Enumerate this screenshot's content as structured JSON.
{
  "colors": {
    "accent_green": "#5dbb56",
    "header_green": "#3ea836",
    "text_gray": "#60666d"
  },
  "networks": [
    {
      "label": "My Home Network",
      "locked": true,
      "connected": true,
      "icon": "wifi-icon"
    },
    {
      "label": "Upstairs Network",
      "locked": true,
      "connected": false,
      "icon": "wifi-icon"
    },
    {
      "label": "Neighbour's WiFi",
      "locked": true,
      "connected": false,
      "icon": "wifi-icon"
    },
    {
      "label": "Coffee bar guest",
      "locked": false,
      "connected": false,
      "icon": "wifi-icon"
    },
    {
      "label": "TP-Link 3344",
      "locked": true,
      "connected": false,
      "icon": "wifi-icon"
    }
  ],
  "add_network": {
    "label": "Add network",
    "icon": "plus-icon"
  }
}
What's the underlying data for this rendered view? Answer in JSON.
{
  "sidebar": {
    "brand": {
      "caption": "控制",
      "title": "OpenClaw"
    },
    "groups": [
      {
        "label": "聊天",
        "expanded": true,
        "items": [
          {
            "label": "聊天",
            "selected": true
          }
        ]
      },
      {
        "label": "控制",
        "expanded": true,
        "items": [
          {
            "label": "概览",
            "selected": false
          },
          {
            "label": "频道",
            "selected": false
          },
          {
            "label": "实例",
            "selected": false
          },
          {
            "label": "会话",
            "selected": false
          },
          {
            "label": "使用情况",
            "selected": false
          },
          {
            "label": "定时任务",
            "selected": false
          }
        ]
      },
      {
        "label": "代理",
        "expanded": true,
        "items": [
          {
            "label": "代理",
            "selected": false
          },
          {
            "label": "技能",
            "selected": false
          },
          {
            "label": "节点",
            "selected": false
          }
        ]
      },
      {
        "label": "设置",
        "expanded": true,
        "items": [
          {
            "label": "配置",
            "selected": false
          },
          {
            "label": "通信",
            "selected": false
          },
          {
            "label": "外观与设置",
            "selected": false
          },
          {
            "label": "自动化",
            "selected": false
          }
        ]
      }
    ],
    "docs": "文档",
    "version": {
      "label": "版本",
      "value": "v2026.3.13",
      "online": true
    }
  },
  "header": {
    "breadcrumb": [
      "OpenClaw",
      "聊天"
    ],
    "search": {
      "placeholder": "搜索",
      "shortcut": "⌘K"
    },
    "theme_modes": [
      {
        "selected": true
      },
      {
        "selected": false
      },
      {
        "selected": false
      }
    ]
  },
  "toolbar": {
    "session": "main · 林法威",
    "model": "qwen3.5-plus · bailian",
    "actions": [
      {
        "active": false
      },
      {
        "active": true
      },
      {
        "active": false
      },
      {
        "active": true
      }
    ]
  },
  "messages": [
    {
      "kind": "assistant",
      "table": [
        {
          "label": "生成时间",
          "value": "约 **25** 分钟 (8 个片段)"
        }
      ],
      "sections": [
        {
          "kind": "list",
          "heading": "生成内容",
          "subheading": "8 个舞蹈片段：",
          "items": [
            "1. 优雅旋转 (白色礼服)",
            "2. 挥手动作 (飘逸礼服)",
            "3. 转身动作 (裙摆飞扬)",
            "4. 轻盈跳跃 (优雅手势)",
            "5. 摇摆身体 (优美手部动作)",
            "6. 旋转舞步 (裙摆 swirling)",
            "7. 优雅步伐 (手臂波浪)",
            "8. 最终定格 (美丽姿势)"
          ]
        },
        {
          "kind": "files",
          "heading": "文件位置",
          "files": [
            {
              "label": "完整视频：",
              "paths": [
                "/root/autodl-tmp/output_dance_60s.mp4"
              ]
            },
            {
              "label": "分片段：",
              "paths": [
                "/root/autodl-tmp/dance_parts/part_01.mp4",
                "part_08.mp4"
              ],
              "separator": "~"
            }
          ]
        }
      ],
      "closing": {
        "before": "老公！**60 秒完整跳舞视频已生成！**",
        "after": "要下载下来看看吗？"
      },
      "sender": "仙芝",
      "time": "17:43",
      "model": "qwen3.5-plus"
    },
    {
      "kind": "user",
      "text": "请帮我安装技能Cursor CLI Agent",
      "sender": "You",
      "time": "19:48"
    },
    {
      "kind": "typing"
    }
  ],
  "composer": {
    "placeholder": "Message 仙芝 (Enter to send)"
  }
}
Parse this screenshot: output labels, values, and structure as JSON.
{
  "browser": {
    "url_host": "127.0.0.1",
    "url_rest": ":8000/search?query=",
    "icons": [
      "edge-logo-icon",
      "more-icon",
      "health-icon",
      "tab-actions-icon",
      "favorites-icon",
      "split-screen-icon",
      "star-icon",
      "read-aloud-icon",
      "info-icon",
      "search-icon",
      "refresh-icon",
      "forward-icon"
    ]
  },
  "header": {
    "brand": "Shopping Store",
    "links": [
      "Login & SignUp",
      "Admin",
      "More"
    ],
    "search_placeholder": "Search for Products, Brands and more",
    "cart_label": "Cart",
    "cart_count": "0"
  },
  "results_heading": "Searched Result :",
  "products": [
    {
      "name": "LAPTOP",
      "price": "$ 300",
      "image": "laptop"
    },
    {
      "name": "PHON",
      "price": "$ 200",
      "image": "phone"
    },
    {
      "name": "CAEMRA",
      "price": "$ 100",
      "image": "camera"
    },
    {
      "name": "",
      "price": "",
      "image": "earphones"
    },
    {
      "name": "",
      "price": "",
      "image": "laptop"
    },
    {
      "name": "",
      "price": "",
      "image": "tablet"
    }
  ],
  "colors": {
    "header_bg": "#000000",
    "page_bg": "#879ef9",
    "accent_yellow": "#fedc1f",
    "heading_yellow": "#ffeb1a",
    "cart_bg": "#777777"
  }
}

:::

Aim: Starting at the line with "Parse this screenshot: output", copy every line up to and including the last one in the entries above.

The answer:
Parse this screenshot: output labels, values, and structure as JSON.
{
  "browser": {
    "url_host": "127.0.0.1",
    "url_rest": ":8000/search?query=",
    "icons": [
      "edge-logo-icon",
      "more-icon",
      "health-icon",
      "tab-actions-icon",
      "favorites-icon",
      "split-screen-icon",
      "star-icon",
      "read-aloud-icon",
      "info-icon",
      "search-icon",
      "refresh-icon",
      "forward-icon"
    ]
  },
  "header": {
    "brand": "Shopping Store",
    "links": [
      "Login & SignUp",
      "Admin",
      "More"
    ],
    "search_placeholder": "Search for Products, Brands and more",
    "cart_label": "Cart",
    "cart_count": "0"
  },
  "results_heading": "Searched Result :",
  "products": [
    {
      "name": "LAPTOP",
      "price": "$ 300",
      "image": "laptop"
    },
    {
      "name": "PHON",
      "price": "$ 200",
      "image": "phone"
    },
    {
      "name": "CAEMRA",
      "price": "$ 100",
      "image": "camera"
    },
    {
      "name": "",
      "price": "",
      "image": "earphones"
    },
    {
      "name": "",
      "price": "",
      "image": "laptop"
    },
    {
      "name": "",
      "price": "",
      "image": "tablet"
    }
  ],
  "colors": {
    "header_bg": "#000000",
    "page_bg": "#879ef9",
    "accent_yellow": "#fedc1f",
    "heading_yellow": "#ffeb1a",
    "cart_bg": "#777777"
  }
}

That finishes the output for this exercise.